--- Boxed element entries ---

= = = =

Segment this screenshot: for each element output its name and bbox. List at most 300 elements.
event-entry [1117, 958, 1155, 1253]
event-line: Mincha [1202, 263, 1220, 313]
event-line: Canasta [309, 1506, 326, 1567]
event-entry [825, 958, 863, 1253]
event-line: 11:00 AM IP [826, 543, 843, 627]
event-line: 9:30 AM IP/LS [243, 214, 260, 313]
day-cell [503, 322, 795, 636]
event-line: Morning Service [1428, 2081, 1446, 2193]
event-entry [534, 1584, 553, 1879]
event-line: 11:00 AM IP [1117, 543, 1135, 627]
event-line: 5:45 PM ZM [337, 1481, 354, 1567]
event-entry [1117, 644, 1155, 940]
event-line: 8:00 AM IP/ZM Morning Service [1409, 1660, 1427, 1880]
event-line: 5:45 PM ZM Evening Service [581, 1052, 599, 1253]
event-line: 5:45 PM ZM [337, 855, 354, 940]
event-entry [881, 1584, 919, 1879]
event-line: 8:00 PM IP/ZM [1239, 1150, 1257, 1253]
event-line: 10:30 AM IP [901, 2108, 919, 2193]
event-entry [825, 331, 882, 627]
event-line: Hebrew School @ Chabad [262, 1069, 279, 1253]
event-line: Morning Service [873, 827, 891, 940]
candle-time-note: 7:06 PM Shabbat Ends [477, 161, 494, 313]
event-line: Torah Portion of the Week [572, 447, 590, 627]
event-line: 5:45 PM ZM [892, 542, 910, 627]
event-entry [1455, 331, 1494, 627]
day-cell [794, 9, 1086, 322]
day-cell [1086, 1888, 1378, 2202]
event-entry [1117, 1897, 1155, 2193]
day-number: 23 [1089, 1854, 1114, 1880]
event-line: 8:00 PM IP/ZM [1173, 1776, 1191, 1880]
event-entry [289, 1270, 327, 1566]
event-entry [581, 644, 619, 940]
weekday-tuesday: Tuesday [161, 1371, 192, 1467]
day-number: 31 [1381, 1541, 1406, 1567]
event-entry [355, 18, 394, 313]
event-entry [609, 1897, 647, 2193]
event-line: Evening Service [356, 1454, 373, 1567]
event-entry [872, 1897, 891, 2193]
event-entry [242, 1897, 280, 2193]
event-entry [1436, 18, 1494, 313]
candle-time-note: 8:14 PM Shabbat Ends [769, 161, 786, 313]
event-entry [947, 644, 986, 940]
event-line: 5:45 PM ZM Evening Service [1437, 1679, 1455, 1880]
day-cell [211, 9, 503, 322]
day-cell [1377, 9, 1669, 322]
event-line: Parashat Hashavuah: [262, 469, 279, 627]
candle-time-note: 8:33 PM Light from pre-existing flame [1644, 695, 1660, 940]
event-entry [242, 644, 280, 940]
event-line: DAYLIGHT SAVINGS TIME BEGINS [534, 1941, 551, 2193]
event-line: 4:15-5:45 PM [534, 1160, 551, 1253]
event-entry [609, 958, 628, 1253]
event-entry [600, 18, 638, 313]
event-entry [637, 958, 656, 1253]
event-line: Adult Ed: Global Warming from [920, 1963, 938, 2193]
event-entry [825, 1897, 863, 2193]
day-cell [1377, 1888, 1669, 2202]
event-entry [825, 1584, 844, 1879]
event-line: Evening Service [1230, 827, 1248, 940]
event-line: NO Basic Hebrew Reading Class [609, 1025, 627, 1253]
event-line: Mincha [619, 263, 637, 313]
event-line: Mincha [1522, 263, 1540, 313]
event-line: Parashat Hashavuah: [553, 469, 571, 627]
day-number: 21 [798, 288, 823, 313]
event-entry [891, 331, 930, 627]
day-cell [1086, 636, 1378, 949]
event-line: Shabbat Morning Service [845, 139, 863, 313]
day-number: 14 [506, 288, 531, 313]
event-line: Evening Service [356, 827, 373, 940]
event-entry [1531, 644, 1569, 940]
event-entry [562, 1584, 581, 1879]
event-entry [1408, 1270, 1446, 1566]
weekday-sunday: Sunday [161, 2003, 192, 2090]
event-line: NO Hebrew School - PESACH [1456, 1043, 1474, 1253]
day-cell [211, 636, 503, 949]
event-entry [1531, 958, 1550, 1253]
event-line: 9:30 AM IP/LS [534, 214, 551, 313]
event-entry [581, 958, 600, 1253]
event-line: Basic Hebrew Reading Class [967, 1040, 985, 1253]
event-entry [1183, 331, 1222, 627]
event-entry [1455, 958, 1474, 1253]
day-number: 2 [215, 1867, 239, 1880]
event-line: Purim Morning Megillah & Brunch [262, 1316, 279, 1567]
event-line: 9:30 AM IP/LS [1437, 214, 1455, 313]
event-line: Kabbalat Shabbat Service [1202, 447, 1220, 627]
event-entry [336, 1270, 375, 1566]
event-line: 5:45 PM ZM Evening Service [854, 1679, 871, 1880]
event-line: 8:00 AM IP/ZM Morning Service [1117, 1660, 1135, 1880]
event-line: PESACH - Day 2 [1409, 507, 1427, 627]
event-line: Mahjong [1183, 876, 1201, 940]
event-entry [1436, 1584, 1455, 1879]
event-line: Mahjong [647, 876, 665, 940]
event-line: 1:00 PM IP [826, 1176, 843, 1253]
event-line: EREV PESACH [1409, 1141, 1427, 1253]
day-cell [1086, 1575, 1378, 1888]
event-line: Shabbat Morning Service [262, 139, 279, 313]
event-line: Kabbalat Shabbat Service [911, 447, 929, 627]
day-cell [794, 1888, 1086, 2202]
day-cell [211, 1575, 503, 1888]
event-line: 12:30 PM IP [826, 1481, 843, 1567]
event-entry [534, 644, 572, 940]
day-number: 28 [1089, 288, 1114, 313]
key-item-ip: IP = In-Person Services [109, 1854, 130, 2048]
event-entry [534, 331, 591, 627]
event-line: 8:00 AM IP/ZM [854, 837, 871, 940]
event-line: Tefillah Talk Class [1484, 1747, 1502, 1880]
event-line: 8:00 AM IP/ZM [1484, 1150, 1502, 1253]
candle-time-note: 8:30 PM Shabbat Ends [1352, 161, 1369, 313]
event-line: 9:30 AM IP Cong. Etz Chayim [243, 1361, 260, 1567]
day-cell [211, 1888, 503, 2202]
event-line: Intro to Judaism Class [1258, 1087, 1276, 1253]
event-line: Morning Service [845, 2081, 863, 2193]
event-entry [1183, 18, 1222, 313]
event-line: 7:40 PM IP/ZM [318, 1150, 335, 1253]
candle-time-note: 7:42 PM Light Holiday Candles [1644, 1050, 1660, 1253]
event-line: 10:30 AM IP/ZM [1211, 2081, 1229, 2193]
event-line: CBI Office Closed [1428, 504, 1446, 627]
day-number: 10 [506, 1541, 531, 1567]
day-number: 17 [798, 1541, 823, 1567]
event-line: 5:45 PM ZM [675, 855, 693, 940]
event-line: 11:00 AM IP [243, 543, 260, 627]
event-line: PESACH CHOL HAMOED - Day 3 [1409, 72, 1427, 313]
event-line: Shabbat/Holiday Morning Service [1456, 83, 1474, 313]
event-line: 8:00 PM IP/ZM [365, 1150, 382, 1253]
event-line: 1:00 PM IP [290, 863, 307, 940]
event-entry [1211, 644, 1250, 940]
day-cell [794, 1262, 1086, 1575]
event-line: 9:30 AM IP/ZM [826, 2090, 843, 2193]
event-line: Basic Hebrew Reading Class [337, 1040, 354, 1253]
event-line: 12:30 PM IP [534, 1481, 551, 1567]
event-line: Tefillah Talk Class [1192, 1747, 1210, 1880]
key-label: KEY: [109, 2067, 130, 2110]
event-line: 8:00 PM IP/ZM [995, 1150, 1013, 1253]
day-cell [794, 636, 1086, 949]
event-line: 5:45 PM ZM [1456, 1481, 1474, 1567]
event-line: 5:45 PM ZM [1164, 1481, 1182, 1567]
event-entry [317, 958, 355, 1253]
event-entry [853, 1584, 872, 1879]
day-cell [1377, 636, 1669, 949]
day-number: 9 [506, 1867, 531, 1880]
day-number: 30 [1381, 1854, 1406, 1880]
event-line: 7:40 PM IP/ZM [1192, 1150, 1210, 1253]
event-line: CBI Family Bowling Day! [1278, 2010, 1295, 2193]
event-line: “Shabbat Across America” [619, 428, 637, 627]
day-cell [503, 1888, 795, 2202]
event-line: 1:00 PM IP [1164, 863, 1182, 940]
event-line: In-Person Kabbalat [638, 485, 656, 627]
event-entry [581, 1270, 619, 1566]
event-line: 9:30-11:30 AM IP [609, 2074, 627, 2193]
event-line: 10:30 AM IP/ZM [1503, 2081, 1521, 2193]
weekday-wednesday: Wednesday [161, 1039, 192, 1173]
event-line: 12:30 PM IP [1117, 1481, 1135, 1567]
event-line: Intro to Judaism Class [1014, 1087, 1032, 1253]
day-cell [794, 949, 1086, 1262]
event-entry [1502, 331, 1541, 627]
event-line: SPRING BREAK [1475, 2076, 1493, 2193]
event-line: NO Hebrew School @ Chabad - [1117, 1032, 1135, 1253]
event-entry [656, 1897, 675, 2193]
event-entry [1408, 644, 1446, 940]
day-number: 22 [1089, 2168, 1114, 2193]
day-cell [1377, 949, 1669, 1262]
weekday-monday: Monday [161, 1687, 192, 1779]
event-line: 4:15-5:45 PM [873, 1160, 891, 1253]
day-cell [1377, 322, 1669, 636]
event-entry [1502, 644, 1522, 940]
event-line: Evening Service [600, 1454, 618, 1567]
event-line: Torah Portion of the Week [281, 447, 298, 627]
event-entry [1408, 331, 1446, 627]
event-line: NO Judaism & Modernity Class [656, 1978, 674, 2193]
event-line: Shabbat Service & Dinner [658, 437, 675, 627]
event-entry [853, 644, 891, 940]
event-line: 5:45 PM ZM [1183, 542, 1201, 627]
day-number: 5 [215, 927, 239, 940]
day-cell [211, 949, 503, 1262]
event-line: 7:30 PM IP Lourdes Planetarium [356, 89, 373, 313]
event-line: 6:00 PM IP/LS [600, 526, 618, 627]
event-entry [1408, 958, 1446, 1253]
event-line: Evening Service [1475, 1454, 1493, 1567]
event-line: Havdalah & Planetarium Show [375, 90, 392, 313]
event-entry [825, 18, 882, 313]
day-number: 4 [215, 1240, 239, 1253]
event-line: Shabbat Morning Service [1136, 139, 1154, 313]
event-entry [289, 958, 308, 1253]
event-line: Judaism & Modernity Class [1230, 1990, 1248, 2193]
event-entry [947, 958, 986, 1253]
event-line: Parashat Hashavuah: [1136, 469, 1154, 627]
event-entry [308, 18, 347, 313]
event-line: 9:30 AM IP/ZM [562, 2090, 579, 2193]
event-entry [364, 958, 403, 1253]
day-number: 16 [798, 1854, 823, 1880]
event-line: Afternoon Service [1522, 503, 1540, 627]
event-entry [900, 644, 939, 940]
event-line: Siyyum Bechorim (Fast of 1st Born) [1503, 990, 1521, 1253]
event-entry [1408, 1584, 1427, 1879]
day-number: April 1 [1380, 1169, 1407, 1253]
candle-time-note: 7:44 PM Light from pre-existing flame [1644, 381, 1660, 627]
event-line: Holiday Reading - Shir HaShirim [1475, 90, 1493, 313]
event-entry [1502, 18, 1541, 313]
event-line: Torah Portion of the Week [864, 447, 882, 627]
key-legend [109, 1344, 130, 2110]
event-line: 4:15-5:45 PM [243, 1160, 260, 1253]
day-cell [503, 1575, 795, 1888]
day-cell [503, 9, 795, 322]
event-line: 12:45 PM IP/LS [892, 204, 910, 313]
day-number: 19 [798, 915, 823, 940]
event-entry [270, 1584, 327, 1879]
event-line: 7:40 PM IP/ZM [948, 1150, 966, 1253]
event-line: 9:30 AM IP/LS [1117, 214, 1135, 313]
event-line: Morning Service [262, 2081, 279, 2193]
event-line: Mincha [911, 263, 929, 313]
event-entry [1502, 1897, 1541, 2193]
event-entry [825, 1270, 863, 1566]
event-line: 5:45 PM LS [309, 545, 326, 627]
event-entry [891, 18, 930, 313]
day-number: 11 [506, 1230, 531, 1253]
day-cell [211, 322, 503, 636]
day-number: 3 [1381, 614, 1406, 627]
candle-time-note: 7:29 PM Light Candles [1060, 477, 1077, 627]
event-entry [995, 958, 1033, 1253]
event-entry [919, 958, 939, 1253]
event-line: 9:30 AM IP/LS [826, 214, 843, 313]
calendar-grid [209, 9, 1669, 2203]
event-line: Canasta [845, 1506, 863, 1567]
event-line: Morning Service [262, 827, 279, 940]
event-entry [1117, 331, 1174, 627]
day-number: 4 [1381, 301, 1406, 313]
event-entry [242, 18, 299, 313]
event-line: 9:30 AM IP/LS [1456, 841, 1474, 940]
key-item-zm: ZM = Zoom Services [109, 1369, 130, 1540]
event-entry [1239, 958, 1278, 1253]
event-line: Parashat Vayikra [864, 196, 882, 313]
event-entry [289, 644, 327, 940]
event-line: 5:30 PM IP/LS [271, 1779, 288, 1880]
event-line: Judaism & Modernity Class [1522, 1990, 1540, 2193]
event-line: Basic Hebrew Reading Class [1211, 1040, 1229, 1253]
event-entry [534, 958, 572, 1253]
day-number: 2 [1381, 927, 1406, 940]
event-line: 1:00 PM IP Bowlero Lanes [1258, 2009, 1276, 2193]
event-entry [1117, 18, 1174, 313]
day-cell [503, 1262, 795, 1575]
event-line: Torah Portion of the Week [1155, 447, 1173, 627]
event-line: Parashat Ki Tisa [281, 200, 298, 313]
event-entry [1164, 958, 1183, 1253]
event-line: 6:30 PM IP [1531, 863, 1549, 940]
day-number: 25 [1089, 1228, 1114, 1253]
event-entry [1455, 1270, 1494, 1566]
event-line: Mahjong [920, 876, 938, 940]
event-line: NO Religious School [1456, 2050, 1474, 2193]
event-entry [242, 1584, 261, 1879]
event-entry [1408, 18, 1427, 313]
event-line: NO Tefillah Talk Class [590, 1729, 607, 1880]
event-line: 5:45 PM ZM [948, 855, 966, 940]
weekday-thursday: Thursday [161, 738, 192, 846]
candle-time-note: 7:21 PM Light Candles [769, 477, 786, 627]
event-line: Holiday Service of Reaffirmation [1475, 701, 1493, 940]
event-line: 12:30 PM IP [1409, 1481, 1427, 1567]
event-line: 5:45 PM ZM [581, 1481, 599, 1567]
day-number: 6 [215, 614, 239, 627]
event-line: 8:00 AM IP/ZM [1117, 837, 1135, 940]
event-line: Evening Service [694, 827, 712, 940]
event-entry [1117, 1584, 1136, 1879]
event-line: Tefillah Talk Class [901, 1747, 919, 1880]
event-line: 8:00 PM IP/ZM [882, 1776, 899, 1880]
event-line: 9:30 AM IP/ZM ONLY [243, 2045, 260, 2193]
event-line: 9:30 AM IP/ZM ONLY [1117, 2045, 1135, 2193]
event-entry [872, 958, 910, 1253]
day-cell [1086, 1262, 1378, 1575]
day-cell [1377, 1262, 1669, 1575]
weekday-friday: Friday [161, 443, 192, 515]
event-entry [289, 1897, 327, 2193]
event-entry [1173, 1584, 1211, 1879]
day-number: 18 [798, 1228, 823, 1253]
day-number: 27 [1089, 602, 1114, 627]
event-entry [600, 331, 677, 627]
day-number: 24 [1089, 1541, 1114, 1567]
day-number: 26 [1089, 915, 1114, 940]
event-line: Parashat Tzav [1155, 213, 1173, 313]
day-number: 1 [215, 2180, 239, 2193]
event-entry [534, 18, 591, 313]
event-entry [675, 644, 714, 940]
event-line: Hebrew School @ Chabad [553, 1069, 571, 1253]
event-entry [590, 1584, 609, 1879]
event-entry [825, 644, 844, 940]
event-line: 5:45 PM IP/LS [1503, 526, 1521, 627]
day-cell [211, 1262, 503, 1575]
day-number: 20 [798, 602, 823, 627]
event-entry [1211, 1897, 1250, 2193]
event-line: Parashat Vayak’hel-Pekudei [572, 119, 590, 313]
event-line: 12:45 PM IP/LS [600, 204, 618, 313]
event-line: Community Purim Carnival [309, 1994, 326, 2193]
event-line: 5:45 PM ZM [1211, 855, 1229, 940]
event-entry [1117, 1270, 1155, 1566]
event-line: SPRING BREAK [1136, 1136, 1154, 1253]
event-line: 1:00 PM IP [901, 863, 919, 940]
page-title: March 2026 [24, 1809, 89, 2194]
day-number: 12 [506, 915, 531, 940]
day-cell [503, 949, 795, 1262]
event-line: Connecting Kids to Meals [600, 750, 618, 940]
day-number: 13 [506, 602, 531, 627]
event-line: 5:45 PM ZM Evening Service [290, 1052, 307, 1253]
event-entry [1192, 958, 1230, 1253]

= = = =

Put every line of the items from the first line through the line containing "event-line: Parashat Hashavuah: [262, 469, 279, 627]", both ends included, into a numbered list. Leave out blank lines.

1. Segment this screenshot: for each element output its name and bbox. List at most 300 elements.
2. event-entry [1117, 958, 1155, 1253]
3. event-line: Mincha [1202, 263, 1220, 313]
4. event-line: Canasta [309, 1506, 326, 1567]
5. event-entry [825, 958, 863, 1253]
6. event-line: 11:00 AM IP [826, 543, 843, 627]
7. event-line: 9:30 AM IP/LS [243, 214, 260, 313]
8. day-cell [503, 322, 795, 636]
9. event-line: Morning Service [1428, 2081, 1446, 2193]
10. event-entry [534, 1584, 553, 1879]
11. event-line: 11:00 AM IP [1117, 543, 1135, 627]
12. event-line: 5:45 PM ZM [337, 1481, 354, 1567]
13. event-entry [1117, 644, 1155, 940]
14. event-line: 8:00 AM IP/ZM Morning Service [1409, 1660, 1427, 1880]
15. event-line: 5:45 PM ZM Evening Service [581, 1052, 599, 1253]
16. event-line: 5:45 PM ZM [337, 855, 354, 940]
17. event-entry [881, 1584, 919, 1879]
18. event-line: 8:00 PM IP/ZM [1239, 1150, 1257, 1253]
19. event-line: 10:30 AM IP [901, 2108, 919, 2193]
20. event-entry [825, 331, 882, 627]
21. event-line: Hebrew School @ Chabad [262, 1069, 279, 1253]
22. event-line: Morning Service [873, 827, 891, 940]
23. candle-time-note: 7:06 PM Shabbat Ends [477, 161, 494, 313]
24. event-line: Torah Portion of the Week [572, 447, 590, 627]
25. event-line: 5:45 PM ZM [892, 542, 910, 627]
26. event-entry [1455, 331, 1494, 627]
27. day-cell [794, 9, 1086, 322]
28. day-cell [1086, 1888, 1378, 2202]
29. event-entry [1117, 1897, 1155, 2193]
30. day-number: 23 [1089, 1854, 1114, 1880]
31. event-line: 8:00 PM IP/ZM [1173, 1776, 1191, 1880]
32. event-entry [289, 1270, 327, 1566]
33. event-entry [581, 644, 619, 940]
34. weekday-tuesday: Tuesday [161, 1371, 192, 1467]
35. day-number: 31 [1381, 1541, 1406, 1567]
36. event-entry [355, 18, 394, 313]
37. event-entry [609, 1897, 647, 2193]
38. event-line: Evening Service [356, 1454, 373, 1567]
39. event-entry [872, 1897, 891, 2193]
40. event-entry [242, 1897, 280, 2193]
41. event-entry [1436, 18, 1494, 313]
42. candle-time-note: 8:14 PM Shabbat Ends [769, 161, 786, 313]
43. event-entry [947, 644, 986, 940]
44. event-line: 5:45 PM ZM Evening Service [1437, 1679, 1455, 1880]
45. day-cell [211, 9, 503, 322]
46. day-cell [1377, 9, 1669, 322]
47. event-line: Parashat Hashavuah: [262, 469, 279, 627]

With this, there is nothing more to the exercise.